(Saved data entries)
______________________________
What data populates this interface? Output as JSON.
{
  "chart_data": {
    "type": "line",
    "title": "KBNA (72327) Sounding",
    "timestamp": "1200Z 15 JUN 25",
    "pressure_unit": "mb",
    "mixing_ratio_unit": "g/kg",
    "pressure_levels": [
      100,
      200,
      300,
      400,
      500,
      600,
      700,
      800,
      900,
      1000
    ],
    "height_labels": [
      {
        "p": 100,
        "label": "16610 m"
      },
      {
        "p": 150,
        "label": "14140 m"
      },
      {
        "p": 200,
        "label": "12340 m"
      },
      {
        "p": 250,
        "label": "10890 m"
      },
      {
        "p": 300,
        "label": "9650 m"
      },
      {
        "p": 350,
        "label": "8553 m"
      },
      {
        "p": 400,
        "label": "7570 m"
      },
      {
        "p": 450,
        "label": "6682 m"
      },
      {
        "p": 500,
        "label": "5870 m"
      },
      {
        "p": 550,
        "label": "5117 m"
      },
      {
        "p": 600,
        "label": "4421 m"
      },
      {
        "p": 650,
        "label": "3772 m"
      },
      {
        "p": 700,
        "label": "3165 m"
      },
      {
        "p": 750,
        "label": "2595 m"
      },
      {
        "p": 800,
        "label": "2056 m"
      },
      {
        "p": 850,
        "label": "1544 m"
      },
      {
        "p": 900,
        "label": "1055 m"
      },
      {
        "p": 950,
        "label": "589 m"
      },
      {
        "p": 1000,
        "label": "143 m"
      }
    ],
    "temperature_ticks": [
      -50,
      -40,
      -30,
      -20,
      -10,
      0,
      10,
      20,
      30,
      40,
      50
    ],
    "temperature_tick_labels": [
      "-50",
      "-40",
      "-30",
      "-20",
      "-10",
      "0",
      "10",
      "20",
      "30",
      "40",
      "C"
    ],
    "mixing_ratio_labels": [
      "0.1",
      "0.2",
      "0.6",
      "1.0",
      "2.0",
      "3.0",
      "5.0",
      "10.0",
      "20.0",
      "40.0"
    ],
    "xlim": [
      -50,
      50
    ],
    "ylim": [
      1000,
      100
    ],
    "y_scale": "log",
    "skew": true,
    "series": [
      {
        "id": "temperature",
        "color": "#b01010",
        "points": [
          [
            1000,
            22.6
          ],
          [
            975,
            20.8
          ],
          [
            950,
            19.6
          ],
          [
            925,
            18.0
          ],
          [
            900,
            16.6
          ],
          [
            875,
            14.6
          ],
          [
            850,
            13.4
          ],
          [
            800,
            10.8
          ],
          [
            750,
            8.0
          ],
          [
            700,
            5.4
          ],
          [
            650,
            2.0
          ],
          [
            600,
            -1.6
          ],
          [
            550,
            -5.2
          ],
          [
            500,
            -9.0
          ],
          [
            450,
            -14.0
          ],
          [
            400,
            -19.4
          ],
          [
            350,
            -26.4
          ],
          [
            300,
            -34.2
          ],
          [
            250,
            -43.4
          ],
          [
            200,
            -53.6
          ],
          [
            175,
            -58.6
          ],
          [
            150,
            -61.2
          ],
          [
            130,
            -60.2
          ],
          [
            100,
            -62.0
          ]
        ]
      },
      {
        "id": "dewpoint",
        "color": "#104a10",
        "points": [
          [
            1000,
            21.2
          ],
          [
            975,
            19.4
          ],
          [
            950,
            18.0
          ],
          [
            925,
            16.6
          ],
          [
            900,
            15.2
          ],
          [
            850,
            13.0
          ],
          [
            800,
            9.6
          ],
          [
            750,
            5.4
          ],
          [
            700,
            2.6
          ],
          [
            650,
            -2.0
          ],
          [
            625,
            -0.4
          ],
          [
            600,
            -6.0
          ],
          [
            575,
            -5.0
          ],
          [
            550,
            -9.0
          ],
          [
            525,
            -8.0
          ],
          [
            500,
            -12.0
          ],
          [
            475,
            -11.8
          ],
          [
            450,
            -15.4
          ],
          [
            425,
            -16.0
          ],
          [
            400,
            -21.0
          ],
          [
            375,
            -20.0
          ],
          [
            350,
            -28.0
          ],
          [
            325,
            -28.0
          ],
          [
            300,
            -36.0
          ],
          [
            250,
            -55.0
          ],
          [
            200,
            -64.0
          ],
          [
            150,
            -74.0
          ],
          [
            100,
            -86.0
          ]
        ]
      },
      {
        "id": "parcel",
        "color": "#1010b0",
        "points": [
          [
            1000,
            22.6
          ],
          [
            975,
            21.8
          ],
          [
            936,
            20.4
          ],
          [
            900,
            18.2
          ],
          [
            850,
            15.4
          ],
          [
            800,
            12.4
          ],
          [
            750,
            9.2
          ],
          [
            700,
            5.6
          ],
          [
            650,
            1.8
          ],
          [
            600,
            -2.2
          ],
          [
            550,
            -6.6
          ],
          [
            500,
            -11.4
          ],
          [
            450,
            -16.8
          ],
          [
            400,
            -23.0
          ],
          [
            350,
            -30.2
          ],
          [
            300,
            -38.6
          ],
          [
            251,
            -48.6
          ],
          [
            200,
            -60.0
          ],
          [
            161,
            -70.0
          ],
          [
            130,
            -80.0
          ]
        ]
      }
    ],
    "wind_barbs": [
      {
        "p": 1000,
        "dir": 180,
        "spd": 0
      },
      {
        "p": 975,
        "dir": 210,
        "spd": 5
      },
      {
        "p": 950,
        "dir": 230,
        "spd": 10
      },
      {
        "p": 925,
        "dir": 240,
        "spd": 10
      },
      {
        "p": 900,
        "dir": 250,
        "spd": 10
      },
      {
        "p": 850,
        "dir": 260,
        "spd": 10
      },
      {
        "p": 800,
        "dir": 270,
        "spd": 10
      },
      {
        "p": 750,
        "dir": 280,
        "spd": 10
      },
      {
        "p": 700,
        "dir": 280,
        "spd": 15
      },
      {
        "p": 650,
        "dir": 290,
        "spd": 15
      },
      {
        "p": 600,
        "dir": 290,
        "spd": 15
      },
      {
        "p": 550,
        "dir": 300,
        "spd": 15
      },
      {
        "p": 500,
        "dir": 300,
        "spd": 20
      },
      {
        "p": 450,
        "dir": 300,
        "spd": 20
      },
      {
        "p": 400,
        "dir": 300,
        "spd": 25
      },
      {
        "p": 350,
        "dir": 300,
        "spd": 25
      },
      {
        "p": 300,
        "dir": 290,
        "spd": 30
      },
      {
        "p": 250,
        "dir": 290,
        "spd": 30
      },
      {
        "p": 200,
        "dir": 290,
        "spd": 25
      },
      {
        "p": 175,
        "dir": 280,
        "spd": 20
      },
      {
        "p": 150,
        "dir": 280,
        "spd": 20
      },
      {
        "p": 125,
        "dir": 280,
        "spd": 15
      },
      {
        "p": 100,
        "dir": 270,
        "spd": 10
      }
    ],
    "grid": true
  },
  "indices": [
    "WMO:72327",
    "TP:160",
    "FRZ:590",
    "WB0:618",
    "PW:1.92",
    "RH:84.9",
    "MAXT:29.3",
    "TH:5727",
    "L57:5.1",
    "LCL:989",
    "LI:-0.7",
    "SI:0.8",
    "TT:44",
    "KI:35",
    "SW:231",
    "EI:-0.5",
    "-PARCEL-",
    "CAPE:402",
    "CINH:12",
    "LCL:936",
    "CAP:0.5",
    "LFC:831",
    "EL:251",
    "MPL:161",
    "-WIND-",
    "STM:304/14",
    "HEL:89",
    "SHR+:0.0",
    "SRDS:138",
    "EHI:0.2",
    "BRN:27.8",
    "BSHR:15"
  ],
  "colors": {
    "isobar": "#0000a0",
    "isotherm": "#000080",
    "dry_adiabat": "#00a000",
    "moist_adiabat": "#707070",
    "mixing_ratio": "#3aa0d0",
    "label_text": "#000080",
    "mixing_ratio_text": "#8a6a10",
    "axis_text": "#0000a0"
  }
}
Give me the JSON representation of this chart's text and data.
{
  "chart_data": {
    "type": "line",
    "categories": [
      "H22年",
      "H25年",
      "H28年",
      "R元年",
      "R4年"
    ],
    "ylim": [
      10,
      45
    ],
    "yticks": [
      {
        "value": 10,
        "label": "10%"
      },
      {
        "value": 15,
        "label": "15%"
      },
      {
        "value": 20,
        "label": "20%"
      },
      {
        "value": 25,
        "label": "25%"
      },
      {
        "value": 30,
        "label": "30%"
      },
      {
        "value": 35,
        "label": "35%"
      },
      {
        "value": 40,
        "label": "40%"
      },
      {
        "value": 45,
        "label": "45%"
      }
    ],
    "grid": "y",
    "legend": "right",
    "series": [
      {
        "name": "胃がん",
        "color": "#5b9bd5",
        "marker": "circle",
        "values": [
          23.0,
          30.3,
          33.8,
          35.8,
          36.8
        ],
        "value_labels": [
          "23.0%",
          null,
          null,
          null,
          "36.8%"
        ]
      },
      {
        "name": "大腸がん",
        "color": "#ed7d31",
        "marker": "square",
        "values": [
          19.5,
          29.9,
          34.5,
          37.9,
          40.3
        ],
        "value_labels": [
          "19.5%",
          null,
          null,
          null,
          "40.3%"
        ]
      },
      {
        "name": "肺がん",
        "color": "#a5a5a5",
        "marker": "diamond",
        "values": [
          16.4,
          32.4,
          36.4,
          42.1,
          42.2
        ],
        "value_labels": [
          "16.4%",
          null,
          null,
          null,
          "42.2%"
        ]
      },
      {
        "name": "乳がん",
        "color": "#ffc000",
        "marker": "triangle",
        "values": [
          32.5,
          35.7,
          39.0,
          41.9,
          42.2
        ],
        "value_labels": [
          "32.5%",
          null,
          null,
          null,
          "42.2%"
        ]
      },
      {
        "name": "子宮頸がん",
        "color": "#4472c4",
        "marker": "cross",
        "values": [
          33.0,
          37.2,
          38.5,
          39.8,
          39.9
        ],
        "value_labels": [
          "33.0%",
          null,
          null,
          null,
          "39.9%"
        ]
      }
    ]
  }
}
______________________________
### [AIM]
Where a line in the entries holds the word "name", copy that line.

### [TASK SOLUTION]
        "name": "胃がん",
        "name": "大腸がん",
        "name": "肺がん",
        "name": "乳がん",
        "name": "子宮頸がん",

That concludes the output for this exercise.